What to produce — Report every line from the material that contains the word "would".

[Extracted data entries]
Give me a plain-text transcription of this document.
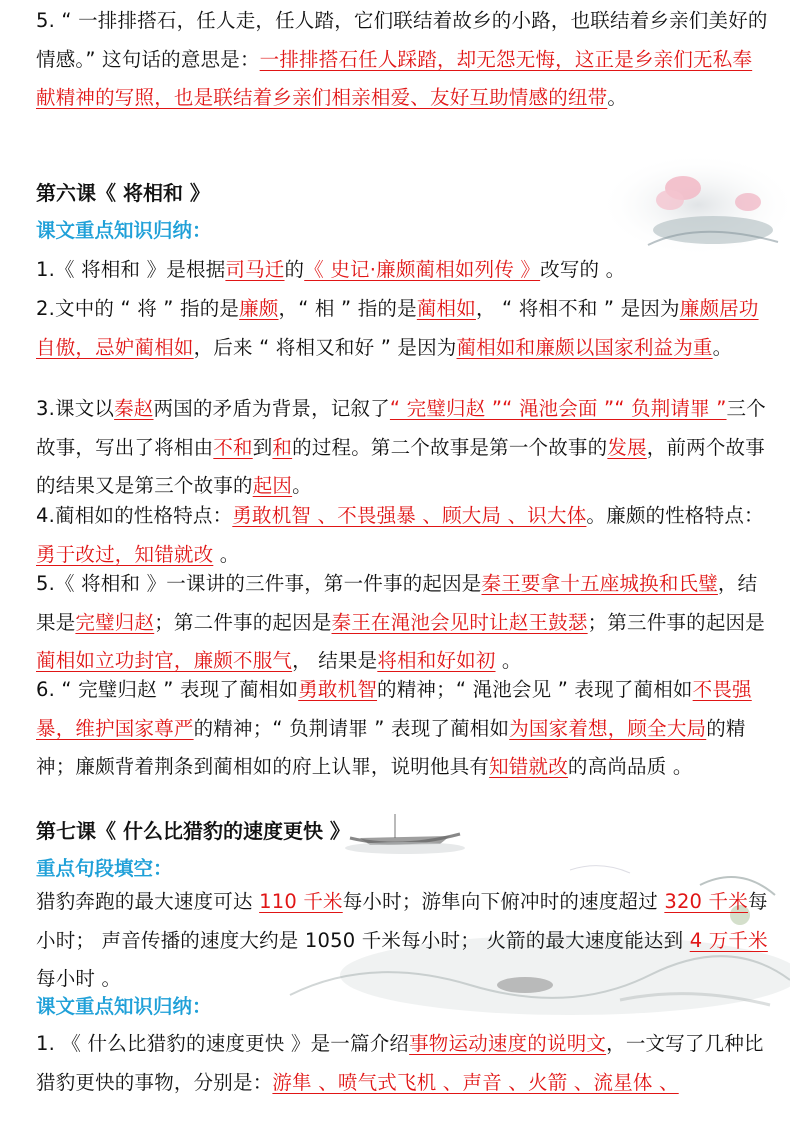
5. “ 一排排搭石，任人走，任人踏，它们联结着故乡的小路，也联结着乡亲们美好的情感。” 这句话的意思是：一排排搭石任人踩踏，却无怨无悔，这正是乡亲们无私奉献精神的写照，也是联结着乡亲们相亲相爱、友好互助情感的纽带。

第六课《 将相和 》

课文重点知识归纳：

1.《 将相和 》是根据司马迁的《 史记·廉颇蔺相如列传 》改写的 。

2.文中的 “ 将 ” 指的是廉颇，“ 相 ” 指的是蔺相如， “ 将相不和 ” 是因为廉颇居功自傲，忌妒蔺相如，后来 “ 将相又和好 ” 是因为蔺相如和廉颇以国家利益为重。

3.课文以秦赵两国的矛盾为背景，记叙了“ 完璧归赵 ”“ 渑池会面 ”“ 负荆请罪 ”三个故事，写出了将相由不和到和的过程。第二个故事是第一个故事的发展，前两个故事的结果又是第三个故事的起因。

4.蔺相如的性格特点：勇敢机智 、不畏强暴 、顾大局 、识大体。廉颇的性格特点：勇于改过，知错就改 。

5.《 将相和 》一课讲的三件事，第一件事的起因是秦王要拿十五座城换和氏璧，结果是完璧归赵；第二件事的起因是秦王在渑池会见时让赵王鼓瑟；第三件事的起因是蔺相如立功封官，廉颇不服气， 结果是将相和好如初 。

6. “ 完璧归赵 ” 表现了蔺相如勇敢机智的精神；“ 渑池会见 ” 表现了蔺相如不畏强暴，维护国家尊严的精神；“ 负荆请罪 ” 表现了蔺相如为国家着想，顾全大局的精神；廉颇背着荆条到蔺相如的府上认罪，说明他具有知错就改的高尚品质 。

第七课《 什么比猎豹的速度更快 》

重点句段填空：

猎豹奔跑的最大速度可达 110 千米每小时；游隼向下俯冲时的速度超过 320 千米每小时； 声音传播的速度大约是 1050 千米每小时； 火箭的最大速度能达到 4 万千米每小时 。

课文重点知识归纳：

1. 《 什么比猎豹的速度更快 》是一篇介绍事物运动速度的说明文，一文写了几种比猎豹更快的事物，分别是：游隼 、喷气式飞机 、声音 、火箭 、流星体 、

--

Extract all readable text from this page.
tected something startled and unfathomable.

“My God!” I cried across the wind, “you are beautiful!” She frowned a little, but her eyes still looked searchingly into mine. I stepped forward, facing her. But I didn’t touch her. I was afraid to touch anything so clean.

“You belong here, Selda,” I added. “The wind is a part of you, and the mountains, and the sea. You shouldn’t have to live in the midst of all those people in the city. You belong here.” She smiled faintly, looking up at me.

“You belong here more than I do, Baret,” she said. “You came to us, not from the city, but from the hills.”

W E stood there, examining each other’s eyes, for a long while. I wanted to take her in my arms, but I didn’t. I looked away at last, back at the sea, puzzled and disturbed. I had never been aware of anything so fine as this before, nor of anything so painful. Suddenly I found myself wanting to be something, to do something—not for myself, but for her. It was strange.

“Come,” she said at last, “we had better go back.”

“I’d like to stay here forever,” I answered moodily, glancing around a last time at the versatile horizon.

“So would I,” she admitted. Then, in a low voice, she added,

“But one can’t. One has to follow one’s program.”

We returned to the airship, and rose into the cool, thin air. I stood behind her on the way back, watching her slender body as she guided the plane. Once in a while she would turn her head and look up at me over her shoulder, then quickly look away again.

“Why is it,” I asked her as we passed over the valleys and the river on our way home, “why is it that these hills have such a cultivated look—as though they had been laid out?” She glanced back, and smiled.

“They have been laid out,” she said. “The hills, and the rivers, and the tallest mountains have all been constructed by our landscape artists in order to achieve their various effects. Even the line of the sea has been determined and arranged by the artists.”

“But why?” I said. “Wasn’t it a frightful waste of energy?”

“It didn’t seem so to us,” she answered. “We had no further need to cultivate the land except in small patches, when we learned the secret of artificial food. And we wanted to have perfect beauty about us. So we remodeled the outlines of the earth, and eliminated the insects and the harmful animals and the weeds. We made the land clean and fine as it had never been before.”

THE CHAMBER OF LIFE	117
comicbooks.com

==

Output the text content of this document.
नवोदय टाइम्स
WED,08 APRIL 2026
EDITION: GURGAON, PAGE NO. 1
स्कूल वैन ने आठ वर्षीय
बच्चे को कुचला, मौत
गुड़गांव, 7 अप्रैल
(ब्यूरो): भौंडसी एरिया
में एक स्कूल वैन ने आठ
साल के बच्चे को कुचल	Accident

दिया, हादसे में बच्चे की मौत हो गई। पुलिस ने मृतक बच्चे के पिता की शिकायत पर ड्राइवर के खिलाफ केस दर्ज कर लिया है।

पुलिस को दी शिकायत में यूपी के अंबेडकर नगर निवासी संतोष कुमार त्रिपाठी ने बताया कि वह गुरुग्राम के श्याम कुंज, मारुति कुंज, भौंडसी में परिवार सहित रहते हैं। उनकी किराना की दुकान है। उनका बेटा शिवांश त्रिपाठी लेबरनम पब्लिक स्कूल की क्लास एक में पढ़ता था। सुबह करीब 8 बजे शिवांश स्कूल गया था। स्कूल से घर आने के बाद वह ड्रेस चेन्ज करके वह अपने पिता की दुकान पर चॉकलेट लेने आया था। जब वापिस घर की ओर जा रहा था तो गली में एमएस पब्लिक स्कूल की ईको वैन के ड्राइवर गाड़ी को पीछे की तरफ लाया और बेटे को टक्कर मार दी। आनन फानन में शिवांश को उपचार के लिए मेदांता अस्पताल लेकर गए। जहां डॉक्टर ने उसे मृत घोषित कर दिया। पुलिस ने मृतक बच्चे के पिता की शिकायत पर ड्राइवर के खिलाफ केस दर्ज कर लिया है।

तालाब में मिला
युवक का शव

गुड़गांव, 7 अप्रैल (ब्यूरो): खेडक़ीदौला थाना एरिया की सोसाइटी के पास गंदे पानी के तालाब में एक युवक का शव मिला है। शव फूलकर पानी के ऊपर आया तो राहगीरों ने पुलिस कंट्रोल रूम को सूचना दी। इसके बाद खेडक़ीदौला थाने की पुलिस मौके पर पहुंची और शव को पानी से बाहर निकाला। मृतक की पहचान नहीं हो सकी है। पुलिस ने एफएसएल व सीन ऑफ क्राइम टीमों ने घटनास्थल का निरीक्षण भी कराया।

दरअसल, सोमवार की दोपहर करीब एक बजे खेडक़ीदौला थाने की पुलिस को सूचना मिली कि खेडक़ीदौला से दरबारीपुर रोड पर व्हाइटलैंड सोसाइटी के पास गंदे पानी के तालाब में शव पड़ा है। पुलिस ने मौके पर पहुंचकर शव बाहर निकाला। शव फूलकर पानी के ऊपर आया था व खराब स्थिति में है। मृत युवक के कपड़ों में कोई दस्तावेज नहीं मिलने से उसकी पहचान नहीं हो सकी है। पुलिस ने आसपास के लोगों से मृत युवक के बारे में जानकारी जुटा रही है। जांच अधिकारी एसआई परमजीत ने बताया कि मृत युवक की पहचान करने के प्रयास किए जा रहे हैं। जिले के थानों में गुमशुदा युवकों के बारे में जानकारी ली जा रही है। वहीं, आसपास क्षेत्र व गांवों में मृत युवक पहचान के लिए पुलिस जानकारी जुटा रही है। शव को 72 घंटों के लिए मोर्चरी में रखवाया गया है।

Task answer —
“So would I,” she admitted. Then, in a low voice, she added,
We returned to the airship, and rose into the cool, thin air. I stood behind her on the way back, watching her slender body as she guided the plane. Once in a while she would turn her head and look up at me over her shoulder, then quickly look away again.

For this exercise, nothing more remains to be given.